# Short exercise:
Reproduce the entries below in full, word for word.

====

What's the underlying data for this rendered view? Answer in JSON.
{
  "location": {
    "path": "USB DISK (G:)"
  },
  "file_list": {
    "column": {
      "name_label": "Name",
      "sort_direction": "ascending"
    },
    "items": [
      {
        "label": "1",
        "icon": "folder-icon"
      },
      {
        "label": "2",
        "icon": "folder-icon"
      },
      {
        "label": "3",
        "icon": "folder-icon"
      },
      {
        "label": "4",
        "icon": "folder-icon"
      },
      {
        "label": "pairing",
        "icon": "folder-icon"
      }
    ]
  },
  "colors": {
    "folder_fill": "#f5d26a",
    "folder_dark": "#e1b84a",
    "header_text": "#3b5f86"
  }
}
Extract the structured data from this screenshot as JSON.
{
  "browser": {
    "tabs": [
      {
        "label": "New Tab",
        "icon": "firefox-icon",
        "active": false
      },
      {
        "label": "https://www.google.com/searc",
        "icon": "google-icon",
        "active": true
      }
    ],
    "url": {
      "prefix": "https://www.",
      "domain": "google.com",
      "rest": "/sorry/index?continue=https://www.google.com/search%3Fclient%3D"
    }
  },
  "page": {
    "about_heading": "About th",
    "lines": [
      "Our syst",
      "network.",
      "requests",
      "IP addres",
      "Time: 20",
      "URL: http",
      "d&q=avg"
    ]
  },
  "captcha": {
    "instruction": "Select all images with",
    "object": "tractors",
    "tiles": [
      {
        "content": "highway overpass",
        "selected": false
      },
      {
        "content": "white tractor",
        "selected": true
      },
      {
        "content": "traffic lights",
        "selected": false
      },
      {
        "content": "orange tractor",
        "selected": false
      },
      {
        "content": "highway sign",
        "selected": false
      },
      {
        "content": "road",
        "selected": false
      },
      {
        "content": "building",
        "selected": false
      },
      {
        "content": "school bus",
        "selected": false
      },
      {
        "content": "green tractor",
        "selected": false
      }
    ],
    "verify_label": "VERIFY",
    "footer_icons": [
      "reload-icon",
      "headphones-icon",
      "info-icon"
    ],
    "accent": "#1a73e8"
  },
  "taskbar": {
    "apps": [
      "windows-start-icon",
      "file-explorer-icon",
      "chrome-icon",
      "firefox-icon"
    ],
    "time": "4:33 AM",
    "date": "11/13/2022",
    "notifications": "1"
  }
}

====

# Task response:
What's the underlying data for this rendered view? Answer in JSON.
{
  "location": {
    "path": "USB DISK (G:)"
  },
  "file_list": {
    "column": {
      "name_label": "Name",
      "sort_direction": "ascending"
    },
    "items": [
      {
        "label": "1",
        "icon": "folder-icon"
      },
      {
        "label": "2",
        "icon": "folder-icon"
      },
      {
        "label": "3",
        "icon": "folder-icon"
      },
      {
        "label": "4",
        "icon": "folder-icon"
      },
      {
        "label": "pairing",
        "icon": "folder-icon"
      }
    ]
  },
  "colors": {
    "folder_fill": "#f5d26a",
    "folder_dark": "#e1b84a",
    "header_text": "#3b5f86"
  }
}
Extract the structured data from this screenshot as JSON.
{
  "browser": {
    "tabs": [
      {
        "label": "New Tab",
        "icon": "firefox-icon",
        "active": false
      },
      {
        "label": "https://www.google.com/searc",
        "icon": "google-icon",
        "active": true
      }
    ],
    "url": {
      "prefix": "https://www.",
      "domain": "google.com",
      "rest": "/sorry/index?continue=https://www.google.com/search%3Fclient%3D"
    }
  },
  "page": {
    "about_heading": "About th",
    "lines": [
      "Our syst",
      "network.",
      "requests",
      "IP addres",
      "Time: 20",
      "URL: http",
      "d&q=avg"
    ]
  },
  "captcha": {
    "instruction": "Select all images with",
    "object": "tractors",
    "tiles": [
      {
        "content": "highway overpass",
        "selected": false
      },
      {
        "content": "white tractor",
        "selected": true
      },
      {
        "content": "traffic lights",
        "selected": false
      },
      {
        "content": "orange tractor",
        "selected": false
      },
      {
        "content": "highway sign",
        "selected": false
      },
      {
        "content": "road",
        "selected": false
      },
      {
        "content": "building",
        "selected": false
      },
      {
        "content": "school bus",
        "selected": false
      },
      {
        "content": "green tractor",
        "selected": false
      }
    ],
    "verify_label": "VERIFY",
    "footer_icons": [
      "reload-icon",
      "headphones-icon",
      "info-icon"
    ],
    "accent": "#1a73e8"
  },
  "taskbar": {
    "apps": [
      "windows-start-icon",
      "file-explorer-icon",
      "chrome-icon",
      "firefox-icon"
    ],
    "time": "4:33 AM",
    "date": "11/13/2022",
    "notifications": "1"
  }
}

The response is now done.